[OBJECTIVE] Lines containing the string "军队院校类" are to be collected in full.

[TASK INPUT]

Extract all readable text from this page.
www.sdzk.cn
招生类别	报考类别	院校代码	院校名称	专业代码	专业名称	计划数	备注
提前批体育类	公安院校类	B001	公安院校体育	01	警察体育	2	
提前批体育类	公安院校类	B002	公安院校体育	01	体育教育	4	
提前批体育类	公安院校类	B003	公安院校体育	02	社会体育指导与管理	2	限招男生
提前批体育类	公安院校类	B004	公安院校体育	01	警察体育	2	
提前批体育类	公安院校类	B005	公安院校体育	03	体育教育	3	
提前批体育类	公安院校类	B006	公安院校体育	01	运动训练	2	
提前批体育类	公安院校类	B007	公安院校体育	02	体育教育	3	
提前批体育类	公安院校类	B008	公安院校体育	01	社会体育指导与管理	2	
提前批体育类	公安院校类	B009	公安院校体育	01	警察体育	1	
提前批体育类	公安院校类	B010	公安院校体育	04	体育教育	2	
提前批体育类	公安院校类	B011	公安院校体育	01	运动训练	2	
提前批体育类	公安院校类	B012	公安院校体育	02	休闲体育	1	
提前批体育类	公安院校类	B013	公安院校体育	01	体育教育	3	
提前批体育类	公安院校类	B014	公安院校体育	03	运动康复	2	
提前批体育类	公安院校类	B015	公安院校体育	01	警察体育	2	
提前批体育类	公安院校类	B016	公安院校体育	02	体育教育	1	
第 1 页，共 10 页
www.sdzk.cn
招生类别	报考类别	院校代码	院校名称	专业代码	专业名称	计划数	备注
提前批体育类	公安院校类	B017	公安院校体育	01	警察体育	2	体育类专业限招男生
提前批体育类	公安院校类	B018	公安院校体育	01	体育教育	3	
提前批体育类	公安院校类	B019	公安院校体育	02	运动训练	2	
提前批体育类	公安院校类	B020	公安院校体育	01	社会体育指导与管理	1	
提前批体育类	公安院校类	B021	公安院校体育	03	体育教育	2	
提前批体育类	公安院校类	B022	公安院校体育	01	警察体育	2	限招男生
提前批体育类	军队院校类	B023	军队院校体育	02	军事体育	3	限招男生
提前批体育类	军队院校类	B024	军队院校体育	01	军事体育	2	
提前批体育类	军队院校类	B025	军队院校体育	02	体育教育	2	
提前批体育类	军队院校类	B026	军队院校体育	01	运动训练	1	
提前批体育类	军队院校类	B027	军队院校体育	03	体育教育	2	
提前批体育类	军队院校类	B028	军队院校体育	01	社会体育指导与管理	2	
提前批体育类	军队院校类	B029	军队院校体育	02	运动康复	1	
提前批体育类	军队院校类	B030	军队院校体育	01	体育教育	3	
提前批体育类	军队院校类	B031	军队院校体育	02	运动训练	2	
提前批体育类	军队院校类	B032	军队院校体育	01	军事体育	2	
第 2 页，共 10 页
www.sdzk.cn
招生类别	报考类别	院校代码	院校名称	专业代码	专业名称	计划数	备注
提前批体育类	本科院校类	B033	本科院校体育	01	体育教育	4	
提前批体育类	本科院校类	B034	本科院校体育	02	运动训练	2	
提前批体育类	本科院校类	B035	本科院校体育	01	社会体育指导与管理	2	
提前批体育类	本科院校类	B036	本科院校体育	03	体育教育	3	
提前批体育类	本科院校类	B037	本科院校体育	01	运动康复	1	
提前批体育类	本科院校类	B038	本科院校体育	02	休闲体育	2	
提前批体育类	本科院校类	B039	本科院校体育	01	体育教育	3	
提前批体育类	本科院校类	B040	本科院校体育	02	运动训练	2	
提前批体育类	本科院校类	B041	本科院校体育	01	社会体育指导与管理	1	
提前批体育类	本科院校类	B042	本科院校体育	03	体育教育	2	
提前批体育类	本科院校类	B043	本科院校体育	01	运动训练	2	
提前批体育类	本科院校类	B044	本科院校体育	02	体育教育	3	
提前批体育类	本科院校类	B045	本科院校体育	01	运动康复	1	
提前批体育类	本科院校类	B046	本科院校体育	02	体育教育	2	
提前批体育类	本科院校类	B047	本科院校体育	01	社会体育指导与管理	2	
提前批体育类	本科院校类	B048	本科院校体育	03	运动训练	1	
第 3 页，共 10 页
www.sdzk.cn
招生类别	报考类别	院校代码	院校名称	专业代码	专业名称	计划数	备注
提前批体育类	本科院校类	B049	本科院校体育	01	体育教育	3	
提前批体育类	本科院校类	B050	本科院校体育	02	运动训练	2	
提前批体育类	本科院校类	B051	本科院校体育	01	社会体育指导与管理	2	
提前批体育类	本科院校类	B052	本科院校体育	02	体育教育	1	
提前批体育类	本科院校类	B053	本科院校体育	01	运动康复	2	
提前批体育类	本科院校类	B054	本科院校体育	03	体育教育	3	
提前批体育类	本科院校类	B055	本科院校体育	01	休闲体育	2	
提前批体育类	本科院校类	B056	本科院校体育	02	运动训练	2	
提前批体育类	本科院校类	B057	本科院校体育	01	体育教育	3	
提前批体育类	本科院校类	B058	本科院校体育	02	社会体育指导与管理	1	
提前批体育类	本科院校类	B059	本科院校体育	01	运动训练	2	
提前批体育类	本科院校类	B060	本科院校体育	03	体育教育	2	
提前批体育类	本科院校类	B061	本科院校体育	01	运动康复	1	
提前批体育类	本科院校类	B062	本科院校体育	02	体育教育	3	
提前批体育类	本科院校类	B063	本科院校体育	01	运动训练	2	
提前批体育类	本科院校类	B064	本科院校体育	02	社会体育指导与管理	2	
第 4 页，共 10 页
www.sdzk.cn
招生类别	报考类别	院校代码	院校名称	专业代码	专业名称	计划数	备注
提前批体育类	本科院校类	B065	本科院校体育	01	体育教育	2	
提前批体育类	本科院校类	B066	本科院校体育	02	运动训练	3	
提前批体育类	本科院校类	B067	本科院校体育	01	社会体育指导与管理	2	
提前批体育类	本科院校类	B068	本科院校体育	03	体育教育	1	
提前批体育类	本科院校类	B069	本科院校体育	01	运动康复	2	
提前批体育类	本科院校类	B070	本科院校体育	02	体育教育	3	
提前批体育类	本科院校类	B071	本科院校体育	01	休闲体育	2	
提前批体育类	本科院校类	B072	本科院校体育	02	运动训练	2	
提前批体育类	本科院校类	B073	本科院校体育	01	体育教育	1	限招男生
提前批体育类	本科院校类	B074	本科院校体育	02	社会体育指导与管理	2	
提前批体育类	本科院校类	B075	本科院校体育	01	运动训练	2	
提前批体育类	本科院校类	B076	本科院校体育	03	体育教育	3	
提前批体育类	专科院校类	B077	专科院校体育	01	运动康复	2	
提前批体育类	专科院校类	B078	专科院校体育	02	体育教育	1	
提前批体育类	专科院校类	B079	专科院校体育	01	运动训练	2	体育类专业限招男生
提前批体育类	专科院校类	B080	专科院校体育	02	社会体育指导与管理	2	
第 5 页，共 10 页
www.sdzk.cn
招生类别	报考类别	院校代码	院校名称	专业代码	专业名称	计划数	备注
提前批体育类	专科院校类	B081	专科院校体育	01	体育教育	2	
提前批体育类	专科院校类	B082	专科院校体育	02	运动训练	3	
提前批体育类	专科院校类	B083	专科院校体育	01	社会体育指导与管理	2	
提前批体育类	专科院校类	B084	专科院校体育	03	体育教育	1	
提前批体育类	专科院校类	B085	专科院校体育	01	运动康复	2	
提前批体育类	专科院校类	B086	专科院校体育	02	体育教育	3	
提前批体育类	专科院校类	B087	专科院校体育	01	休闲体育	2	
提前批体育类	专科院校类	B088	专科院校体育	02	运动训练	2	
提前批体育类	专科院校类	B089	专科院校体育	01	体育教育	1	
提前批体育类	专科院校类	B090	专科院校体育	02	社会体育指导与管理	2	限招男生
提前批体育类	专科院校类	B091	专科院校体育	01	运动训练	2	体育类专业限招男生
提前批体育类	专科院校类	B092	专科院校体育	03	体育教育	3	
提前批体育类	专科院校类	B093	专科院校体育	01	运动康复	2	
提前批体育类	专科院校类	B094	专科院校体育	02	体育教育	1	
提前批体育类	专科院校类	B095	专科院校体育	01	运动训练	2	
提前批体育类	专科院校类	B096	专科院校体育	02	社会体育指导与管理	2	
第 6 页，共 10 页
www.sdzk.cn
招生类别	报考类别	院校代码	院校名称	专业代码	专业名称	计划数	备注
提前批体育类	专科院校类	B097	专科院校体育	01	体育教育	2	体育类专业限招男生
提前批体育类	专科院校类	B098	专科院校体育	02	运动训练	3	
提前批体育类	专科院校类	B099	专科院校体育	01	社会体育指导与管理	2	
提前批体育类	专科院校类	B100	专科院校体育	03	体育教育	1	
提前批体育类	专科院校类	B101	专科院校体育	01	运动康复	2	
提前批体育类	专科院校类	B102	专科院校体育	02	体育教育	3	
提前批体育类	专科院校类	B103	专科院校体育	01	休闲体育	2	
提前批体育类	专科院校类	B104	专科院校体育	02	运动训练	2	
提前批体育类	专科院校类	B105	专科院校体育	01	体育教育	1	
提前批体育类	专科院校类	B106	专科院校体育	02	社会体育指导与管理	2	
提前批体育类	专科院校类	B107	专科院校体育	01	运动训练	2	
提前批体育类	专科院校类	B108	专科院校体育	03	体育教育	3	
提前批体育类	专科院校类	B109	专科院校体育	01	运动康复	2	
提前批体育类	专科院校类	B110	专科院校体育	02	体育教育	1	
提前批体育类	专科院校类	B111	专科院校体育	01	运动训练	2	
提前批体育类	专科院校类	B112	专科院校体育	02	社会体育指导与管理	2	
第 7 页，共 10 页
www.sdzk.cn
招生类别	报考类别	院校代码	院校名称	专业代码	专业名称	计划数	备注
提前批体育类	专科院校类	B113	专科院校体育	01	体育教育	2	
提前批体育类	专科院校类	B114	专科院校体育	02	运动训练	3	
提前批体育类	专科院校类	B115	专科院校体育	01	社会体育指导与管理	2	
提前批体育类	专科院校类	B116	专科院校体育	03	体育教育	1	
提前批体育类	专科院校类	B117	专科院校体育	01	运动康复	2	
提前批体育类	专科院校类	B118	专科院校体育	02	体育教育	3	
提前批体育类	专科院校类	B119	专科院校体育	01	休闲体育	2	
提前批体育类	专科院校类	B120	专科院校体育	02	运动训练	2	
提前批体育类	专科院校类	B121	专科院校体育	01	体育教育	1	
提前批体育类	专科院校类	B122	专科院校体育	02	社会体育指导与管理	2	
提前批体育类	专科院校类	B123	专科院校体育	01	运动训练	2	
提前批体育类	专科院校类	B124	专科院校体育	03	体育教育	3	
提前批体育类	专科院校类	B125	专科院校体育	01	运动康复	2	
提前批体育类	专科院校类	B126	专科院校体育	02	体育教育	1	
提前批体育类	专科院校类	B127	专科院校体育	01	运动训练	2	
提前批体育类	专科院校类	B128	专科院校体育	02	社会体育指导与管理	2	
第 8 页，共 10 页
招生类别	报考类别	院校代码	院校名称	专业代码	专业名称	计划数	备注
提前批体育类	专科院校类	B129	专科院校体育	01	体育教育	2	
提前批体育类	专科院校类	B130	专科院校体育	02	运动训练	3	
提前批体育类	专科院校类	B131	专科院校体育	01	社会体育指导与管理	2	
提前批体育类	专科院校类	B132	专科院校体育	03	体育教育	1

[SOLVED PROBLEM]
提前批体育类	军队院校类	B023	军队院校体育	02	军事体育	3	限招男生
提前批体育类	军队院校类	B024	军队院校体育	01	军事体育	2	
提前批体育类	军队院校类	B025	军队院校体育	02	体育教育	2	
提前批体育类	军队院校类	B026	军队院校体育	01	运动训练	1	
提前批体育类	军队院校类	B027	军队院校体育	03	体育教育	2	
提前批体育类	军队院校类	B028	军队院校体育	01	社会体育指导与管理	2	
提前批体育类	军队院校类	B029	军队院校体育	02	运动康复	1	
提前批体育类	军队院校类	B030	军队院校体育	01	体育教育	3	
提前批体育类	军队院校类	B031	军队院校体育	02	运动训练	2	
提前批体育类	军队院校类	B032	军队院校体育	01	军事体育	2	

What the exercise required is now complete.